> _What the task requires_:
The records that follow should be retyped word for word.

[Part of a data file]
↓↓↓
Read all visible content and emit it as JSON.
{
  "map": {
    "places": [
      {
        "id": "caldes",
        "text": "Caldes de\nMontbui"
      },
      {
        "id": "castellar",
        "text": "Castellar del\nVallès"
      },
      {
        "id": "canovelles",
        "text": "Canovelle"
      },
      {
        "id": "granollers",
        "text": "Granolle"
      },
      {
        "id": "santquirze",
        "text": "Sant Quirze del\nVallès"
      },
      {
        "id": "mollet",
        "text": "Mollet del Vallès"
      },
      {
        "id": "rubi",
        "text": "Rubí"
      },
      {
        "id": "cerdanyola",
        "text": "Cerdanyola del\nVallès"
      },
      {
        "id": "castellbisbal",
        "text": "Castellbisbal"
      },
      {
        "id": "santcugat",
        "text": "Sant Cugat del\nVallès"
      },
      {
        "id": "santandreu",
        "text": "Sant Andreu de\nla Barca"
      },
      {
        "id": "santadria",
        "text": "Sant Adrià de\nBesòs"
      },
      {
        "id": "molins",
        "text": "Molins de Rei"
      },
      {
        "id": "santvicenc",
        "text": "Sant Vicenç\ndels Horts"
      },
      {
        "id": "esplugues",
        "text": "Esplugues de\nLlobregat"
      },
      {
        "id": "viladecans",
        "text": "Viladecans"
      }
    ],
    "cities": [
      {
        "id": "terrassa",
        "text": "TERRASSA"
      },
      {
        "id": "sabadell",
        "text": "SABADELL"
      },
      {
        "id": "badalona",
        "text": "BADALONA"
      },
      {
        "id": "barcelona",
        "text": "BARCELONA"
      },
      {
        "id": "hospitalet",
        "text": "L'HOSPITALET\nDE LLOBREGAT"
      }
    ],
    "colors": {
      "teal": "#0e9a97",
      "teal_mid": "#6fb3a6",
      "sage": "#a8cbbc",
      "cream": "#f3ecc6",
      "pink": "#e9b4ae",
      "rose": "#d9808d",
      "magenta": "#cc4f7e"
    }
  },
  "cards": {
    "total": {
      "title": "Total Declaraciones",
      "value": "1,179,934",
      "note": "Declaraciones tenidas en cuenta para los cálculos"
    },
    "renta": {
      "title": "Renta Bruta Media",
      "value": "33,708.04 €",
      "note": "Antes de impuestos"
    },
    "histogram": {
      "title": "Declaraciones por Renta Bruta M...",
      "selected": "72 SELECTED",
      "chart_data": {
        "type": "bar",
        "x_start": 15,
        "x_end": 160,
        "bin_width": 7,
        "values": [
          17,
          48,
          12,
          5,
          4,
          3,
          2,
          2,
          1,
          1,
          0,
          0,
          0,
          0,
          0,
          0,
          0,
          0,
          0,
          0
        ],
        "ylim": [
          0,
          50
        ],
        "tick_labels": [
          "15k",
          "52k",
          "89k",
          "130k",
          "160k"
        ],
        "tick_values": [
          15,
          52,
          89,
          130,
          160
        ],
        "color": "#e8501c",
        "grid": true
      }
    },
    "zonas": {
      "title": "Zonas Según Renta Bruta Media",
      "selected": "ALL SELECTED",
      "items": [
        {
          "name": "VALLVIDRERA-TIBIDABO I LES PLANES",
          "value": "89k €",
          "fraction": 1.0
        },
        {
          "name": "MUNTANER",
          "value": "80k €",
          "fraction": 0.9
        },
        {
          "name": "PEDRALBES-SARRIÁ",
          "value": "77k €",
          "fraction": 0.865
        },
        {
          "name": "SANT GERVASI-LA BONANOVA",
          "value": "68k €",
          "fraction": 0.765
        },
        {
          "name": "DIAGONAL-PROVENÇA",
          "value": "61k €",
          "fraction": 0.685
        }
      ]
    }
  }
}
↑↑↑
> _Correct response_:
Read all visible content and emit it as JSON.
{
  "map": {
    "places": [
      {
        "id": "caldes",
        "text": "Caldes de\nMontbui"
      },
      {
        "id": "castellar",
        "text": "Castellar del\nVallès"
      },
      {
        "id": "canovelles",
        "text": "Canovelle"
      },
      {
        "id": "granollers",
        "text": "Granolle"
      },
      {
        "id": "santquirze",
        "text": "Sant Quirze del\nVallès"
      },
      {
        "id": "mollet",
        "text": "Mollet del Vallès"
      },
      {
        "id": "rubi",
        "text": "Rubí"
      },
      {
        "id": "cerdanyola",
        "text": "Cerdanyola del\nVallès"
      },
      {
        "id": "castellbisbal",
        "text": "Castellbisbal"
      },
      {
        "id": "santcugat",
        "text": "Sant Cugat del\nVallès"
      },
      {
        "id": "santandreu",
        "text": "Sant Andreu de\nla Barca"
      },
      {
        "id": "santadria",
        "text": "Sant Adrià de\nBesòs"
      },
      {
        "id": "molins",
        "text": "Molins de Rei"
      },
      {
        "id": "santvicenc",
        "text": "Sant Vicenç\ndels Horts"
      },
      {
        "id": "esplugues",
        "text": "Esplugues de\nLlobregat"
      },
      {
        "id": "viladecans",
        "text": "Viladecans"
      }
    ],
    "cities": [
      {
        "id": "terrassa",
        "text": "TERRASSA"
      },
      {
        "id": "sabadell",
        "text": "SABADELL"
      },
      {
        "id": "badalona",
        "text": "BADALONA"
      },
      {
        "id": "barcelona",
        "text": "BARCELONA"
      },
      {
        "id": "hospitalet",
        "text": "L'HOSPITALET\nDE LLOBREGAT"
      }
    ],
    "colors": {
      "teal": "#0e9a97",
      "teal_mid": "#6fb3a6",
      "sage": "#a8cbbc",
      "cream": "#f3ecc6",
      "pink": "#e9b4ae",
      "rose": "#d9808d",
      "magenta": "#cc4f7e"
    }
  },
  "cards": {
    "total": {
      "title": "Total Declaraciones",
      "value": "1,179,934",
      "note": "Declaraciones tenidas en cuenta para los cálculos"
    },
    "renta": {
      "title": "Renta Bruta Media",
      "value": "33,708.04 €",
      "note": "Antes de impuestos"
    },
    "histogram": {
      "title": "Declaraciones por Renta Bruta M...",
      "selected": "72 SELECTED",
      "chart_data": {
        "type": "bar",
        "x_start": 15,
        "x_end": 160,
        "bin_width": 7,
        "values": [
          17,
          48,
          12,
          5,
          4,
          3,
          2,
          2,
          1,
          1,
          0,
          0,
          0,
          0,
          0,
          0,
          0,
          0,
          0,
          0
        ],
        "ylim": [
          0,
          50
        ],
        "tick_labels": [
          "15k",
          "52k",
          "89k",
          "130k",
          "160k"
        ],
        "tick_values": [
          15,
          52,
          89,
          130,
          160
        ],
        "color": "#e8501c",
        "grid": true
      }
    },
    "zonas": {
      "title": "Zonas Según Renta Bruta Media",
      "selected": "ALL SELECTED",
      "items": [
        {
          "name": "VALLVIDRERA-TIBIDABO I LES PLANES",
          "value": "89k €",
          "fraction": 1.0
        },
        {
          "name": "MUNTANER",
          "value": "80k €",
          "fraction": 0.9
        },
        {
          "name": "PEDRALBES-SARRIÁ",
          "value": "77k €",
          "fraction": 0.865
        },
        {
          "name": "SANT GERVASI-LA BONANOVA",
          "value": "68k €",
          "fraction": 0.765
        },
        {
          "name": "DIAGONAL-PROVENÇA",
          "value": "61k €",
          "fraction": 0.685
        }
      ]
    }
  }
}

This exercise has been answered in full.